**Short exercise A**
Return the passage of the book review below between "Ian Cresswell goes" and "ruled an accident.", inclusive, copied word for word.

################

Believing the Lie

Image of Believing the Lie (Inspector Lynley Mystery, Book 17)
Author(s): 
Release Date: 
January 10, 2012
Publisher/Imprint: 
Dutton Adult
Pages: 
624
Reviewed by: 

“Author Elizabeth George is well known for her complicated plots, but this book is an endless litany of the bad, dysfunctional family dynamic. . . . There may be a good 200-page book here, but it needs a solid plot point of view and a talented editor to dig it out. In the interests of summation, here’s the nutshell: Children = Bad. Whether you are trying to conceive, have a young daughter or middle aged one, they always prove a source of misery.”

Ian Cresswell goes out rowing, when he comes back to tie up his scull he slips on the stone deck, falls in the river, and drowns. It’s ruled an accident.

It should not take 624 pages to determine if the stones were tampered with, thus making it murder.

################

**Short exercise B**
Select and copy each line of the rows below that contains the string "text", matching case.

################

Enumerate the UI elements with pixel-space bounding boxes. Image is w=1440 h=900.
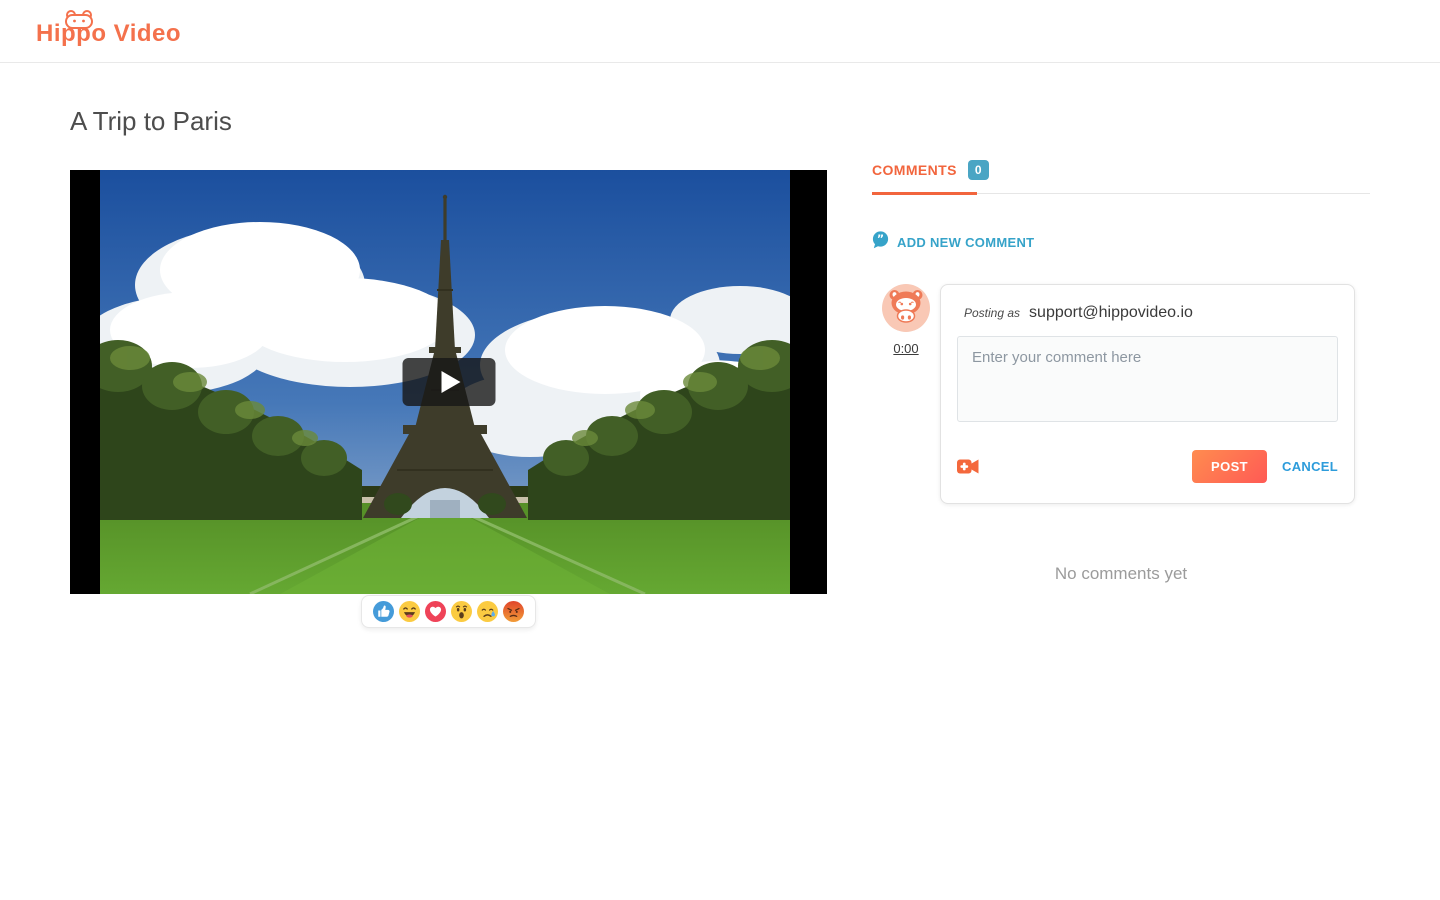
add-new-comment-label: ADD NEW COMMENT — [897, 235, 1034, 250]
svg-text:”: ” — [877, 233, 884, 246]
no-comments-text: No comments yet — [872, 564, 1370, 584]
reaction-wow-icon[interactable] — [451, 601, 472, 622]
card-footer: POST CANCEL — [957, 450, 1338, 483]
comments-panel: COMMENTS 0 ” ADD NEW COMMENT — [872, 160, 1370, 584]
comment-bubble-icon: ” — [872, 231, 889, 254]
video-player[interactable] — [70, 170, 827, 594]
reaction-haha-icon[interactable] — [399, 601, 420, 622]
add-new-comment-button[interactable]: ” ADD NEW COMMENT — [872, 231, 1034, 254]
hippo-video-logo[interactable]: Hippo Video — [36, 20, 181, 48]
comment-card: Posting as support@hippovideo.io — [940, 284, 1355, 504]
play-icon — [441, 371, 460, 393]
tab-comments[interactable]: COMMENTS — [872, 162, 957, 178]
tabs-row: COMMENTS 0 — [872, 160, 1370, 194]
video-camera-plus-icon — [957, 458, 979, 475]
reactions-wrap — [70, 595, 827, 628]
reaction-like-icon[interactable] — [373, 601, 394, 622]
page: Hippo Video A Trip to Paris — [0, 0, 1440, 900]
record-video-button[interactable] — [957, 458, 979, 475]
reaction-love-icon[interactable] — [425, 601, 446, 622]
timestamp-link[interactable]: 0:00 — [893, 341, 918, 356]
cancel-button[interactable]: CANCEL — [1282, 459, 1338, 474]
footer-actions: POST CANCEL — [1192, 450, 1338, 483]
app-header: Hippo Video — [0, 0, 1440, 63]
posting-as-email: support@hippovideo.io — [1029, 304, 1193, 322]
comment-form-row: 0:00 Posting as support@hippovideo.io — [872, 284, 1370, 504]
play-button[interactable] — [402, 358, 495, 406]
reaction-sad-icon[interactable] — [477, 601, 498, 622]
active-tab-underline — [872, 192, 977, 195]
comments-count-badge: 0 — [968, 160, 989, 180]
posting-as-row: Posting as support@hippovideo.io — [957, 304, 1338, 322]
hippo-head-icon — [63, 8, 95, 35]
reaction-angry-icon[interactable] — [503, 601, 524, 622]
reactions-bar — [361, 595, 536, 628]
avatar — [882, 284, 930, 332]
logo-text: Hippo Video — [36, 20, 181, 47]
post-button[interactable]: POST — [1192, 450, 1267, 483]
page-title: A Trip to Paris — [70, 106, 232, 137]
posting-as-label: Posting as — [964, 306, 1020, 320]
comment-input[interactable] — [957, 336, 1338, 422]
avatar-column: 0:00 — [872, 284, 940, 504]
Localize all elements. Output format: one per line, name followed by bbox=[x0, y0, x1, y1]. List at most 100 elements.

################

**Full answer A**
Ian Cresswell goes out rowing, when he comes back to tie up his scull he slips on the stone deck, falls in the river, and drowns. It’s ruled an accident.

**Full answer B**
svg-text:”: ” — [877, 233, 884, 246]
no-comments-text: No comments yet — [872, 564, 1370, 584]
logo-text: Hippo Video — [36, 20, 181, 47]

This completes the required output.